What lines in the records include the string "Bäumen"? Return each one.
■ ■ ■
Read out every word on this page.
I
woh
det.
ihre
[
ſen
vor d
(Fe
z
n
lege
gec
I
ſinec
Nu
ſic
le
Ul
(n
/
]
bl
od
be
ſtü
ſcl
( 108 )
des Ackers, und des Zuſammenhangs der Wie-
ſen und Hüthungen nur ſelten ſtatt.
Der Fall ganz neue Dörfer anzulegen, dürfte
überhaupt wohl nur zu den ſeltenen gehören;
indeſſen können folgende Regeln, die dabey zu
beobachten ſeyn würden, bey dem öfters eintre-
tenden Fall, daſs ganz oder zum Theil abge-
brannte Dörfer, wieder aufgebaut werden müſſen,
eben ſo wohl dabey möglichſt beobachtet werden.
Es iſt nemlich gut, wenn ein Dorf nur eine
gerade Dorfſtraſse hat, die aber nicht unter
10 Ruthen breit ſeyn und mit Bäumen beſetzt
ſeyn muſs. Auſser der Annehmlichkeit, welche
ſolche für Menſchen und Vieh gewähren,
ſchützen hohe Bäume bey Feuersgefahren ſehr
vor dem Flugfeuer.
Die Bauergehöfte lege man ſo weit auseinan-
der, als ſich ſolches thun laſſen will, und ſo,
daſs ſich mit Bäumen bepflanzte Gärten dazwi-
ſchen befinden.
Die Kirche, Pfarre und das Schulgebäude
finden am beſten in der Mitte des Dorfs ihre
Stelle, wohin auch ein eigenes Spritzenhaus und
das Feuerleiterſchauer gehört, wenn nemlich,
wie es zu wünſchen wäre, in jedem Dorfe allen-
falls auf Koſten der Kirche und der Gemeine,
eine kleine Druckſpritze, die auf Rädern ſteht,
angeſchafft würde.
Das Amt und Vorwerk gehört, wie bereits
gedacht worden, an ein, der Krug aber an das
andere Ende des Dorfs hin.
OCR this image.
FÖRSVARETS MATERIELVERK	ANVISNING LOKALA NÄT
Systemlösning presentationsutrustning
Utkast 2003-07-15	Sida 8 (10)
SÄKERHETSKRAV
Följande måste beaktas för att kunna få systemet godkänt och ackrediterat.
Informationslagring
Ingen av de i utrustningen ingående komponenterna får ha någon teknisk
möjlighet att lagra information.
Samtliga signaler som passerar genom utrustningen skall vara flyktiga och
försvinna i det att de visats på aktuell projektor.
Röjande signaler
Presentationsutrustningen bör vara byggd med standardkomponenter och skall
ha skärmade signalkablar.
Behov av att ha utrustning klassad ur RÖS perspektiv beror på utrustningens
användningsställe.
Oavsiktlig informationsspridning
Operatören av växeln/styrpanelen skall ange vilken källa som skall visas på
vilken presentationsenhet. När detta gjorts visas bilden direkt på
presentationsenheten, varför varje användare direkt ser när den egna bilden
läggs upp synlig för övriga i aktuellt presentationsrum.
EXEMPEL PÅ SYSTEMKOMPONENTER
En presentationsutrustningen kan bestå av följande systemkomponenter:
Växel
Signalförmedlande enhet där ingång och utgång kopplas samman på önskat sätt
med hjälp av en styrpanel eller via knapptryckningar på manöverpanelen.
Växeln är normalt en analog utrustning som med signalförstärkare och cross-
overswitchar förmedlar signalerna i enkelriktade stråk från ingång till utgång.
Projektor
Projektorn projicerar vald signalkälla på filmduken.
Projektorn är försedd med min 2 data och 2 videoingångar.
■ ■ ■
- Written response
10 Ruthen breit ſeyn und mit Bäumen beſetzt
daſs ſich mit Bäumen bepflanzte Gärten dazwi-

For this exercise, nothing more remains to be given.